**EXERCISE INSTRUCTIONS:**
List each line of the data that holds the string "must".

**MATERIAL FOR THIS TASK:**
= Beginning of Section =

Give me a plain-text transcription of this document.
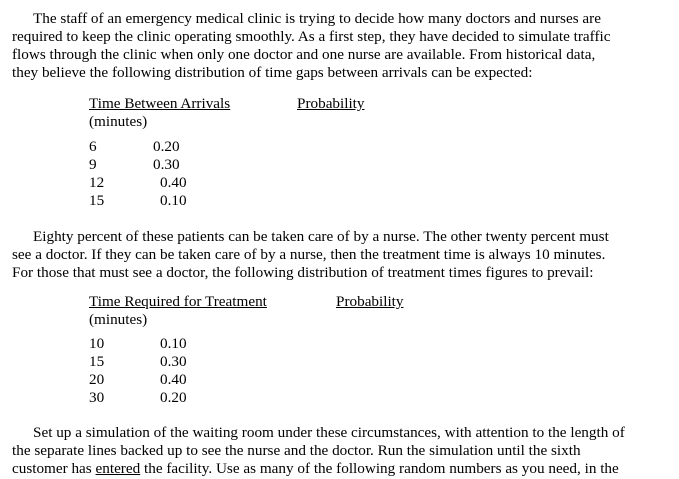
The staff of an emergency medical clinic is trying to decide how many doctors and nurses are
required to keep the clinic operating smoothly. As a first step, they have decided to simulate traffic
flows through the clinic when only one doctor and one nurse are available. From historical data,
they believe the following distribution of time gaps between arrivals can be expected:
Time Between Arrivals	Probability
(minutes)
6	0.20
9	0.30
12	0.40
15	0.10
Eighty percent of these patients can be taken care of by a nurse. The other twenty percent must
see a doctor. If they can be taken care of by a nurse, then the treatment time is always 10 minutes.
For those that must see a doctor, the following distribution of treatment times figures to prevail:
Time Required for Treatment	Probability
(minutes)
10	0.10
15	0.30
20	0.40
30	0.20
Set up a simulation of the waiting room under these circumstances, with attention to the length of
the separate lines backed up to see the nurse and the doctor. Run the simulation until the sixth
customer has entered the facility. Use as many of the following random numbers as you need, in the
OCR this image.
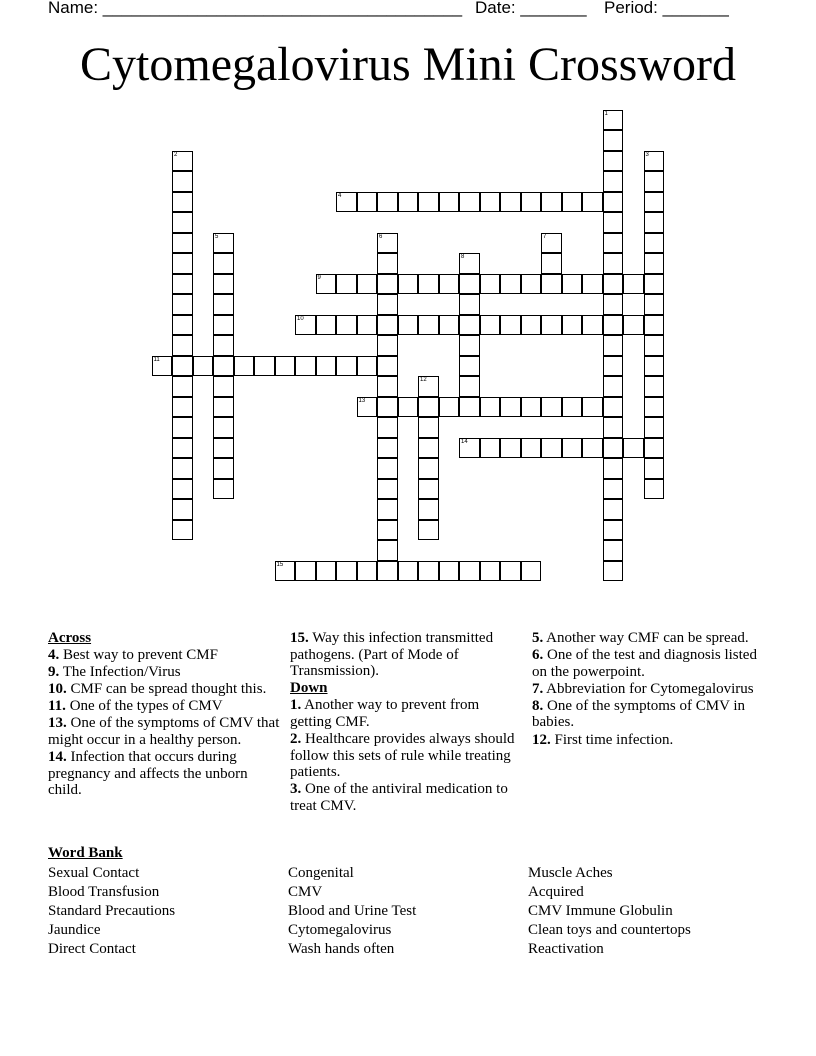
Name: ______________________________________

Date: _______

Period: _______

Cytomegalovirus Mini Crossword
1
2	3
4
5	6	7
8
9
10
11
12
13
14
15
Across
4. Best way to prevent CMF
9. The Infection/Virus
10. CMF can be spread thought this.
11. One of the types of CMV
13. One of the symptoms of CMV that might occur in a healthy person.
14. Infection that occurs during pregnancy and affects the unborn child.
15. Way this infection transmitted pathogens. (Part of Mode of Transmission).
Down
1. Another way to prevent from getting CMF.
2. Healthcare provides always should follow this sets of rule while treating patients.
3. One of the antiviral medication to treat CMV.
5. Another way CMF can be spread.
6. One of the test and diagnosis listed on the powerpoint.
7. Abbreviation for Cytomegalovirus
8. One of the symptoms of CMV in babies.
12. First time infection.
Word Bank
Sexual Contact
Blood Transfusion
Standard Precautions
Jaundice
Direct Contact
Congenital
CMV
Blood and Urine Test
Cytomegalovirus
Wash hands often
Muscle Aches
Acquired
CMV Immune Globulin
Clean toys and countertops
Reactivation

= End of Section =

**RESPONSE:**
Eighty percent of these patients can be taken care of by a nurse. The other twenty percent must
For those that must see a doctor, the following distribution of treatment times figures to prevail:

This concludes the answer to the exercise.